Copy out every line containing the word "icon".

── Extracted entries

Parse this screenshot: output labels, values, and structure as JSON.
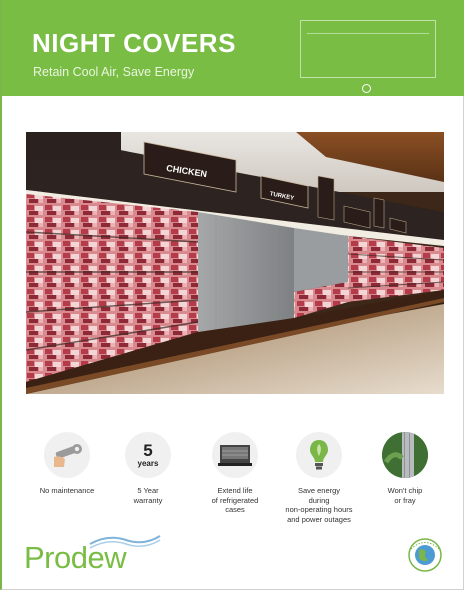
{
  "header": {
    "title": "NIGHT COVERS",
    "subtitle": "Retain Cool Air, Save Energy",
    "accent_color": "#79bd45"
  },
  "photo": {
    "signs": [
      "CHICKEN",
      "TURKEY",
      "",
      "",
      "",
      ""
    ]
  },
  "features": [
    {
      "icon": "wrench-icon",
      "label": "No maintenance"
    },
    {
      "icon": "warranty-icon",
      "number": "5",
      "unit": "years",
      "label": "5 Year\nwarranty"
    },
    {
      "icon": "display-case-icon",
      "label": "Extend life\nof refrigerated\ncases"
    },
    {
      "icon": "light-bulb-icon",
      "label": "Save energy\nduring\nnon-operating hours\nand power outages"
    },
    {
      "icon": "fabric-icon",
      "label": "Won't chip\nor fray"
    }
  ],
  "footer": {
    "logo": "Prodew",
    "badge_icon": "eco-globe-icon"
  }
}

────
── Extracted entries

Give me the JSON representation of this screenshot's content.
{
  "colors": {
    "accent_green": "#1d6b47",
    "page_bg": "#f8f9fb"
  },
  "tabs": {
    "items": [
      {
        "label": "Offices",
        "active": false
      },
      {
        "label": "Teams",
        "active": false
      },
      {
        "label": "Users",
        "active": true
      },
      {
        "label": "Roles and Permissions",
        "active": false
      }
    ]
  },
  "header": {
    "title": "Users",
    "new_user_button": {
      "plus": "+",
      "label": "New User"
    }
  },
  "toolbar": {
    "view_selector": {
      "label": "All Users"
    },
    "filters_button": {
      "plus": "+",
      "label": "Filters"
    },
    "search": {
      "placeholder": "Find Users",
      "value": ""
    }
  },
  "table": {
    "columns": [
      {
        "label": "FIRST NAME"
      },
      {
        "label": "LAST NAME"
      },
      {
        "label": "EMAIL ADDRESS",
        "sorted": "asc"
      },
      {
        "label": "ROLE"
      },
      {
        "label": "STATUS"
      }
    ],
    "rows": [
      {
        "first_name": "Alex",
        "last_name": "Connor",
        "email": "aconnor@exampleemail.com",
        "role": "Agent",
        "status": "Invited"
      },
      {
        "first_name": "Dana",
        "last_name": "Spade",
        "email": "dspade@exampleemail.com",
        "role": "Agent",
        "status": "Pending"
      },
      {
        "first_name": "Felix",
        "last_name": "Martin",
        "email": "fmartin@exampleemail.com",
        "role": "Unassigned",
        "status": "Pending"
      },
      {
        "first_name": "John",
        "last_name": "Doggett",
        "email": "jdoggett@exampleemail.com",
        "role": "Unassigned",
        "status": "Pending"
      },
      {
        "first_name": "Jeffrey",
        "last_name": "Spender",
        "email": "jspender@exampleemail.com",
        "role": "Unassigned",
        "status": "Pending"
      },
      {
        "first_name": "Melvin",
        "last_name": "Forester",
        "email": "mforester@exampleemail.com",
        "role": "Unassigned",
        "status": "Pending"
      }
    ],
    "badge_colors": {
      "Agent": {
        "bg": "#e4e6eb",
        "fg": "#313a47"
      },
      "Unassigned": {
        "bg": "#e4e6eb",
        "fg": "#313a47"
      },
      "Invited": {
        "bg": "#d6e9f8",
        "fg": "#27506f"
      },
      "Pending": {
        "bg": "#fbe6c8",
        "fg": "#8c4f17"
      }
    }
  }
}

────

Solution below »
      "icon": "wrench-icon",
      "icon": "warranty-icon",
      "icon": "display-case-icon",
      "icon": "light-bulb-icon",
      "icon": "fabric-icon",
    "badge_icon": "eco-globe-icon"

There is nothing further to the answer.